BRANO PROPOSTO =

- - - -

Se si pensa che Léa Seydoux appariva in tre film in concorso - The french dispatch, The story of my wife e, udite udite, France - oltre a Tromperie fuori competizione, il quadro è chiaro. Poi ci si è messo il destino a riequilibrare i piani. La popolare attrice, che sulla Croisette festeggiò la Palma d'oro de La vita di Adele in cui recitava al fianco di Adèle Exarchopoulos, è stata messa fuori gioco proprio dal covid, condannata alla quarantena senza passerelle né celebrazioni.

In un contesto che riservava i favori del pronostico ai padroni di casa, al di là dei premi assegnati, sono molte le opere che hanno ben impressionato. The french dispatch, atteso da un anno perché avrebbe dovuto aprire l'edizione 2020, ha messo in campo una compagine di fuoriclasse alla guida di un regista come Wes Anderson che ha confezionato un film bello da vedere. Colori sgargianti. Quadri come fotogrammi che sarebbero capolavori da incorniciare. Una forte ironia. Il ritorno a un passato suggestivo ma ricco di paradossi. Insomma un titolo di rottura che spezza l'asse drammatico prevalente, con un film trasversale che amalgama il meglio degli Stati Uniti (Frances Mc Dormand, Tilda Swinton, Adrien Brody, Bill Murray, Liev Schreiber, Edward Norton) con divi del vecchio continente come il franco-americano Timothée Chalamet, Christoph Waltz, Guillaume Gallienne, Mathieu Amalric e l'immancabile Léa Seydoux.

- - - -

RIGHE PRESENTI =
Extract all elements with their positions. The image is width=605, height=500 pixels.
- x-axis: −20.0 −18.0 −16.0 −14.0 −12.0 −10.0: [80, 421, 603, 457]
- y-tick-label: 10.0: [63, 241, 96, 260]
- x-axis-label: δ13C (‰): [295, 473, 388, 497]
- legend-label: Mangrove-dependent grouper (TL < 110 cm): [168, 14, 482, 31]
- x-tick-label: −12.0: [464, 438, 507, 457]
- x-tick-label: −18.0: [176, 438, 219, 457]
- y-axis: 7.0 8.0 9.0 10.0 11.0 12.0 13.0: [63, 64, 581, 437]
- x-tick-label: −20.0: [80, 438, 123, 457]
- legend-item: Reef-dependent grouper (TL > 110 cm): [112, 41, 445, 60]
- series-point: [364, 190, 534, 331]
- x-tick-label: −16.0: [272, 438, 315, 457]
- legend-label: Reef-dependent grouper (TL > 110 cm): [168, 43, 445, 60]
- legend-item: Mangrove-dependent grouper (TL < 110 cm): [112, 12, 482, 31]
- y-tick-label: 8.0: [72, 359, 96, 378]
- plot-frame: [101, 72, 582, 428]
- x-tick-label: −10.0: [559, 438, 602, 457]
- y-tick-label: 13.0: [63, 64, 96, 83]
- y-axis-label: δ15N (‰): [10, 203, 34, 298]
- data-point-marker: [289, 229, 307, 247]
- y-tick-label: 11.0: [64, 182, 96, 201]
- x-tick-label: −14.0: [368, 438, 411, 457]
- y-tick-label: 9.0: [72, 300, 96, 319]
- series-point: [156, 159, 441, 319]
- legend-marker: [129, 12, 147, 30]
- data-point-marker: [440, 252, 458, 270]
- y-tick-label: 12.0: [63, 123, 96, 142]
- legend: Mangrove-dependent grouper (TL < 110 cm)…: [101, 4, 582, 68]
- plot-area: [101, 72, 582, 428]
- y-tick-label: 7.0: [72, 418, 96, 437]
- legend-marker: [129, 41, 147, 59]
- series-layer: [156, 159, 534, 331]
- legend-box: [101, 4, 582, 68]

- - - -

CONSEGNA =
Rispondi a queste domande sul brano:
1. In quanti film in concorso appariva Léa Seydoux?
2. Con quale film l'attrice festeggiò la Palma d'oro sulla Croisette?
3. Quale edizione avrebbe dovuto aprire The french dispatch?

RISPOSTA =
1. In tre film: The french dispatch, The story of my wife e France.
2. Con La vita di Adele.
3. L'edizione 2020.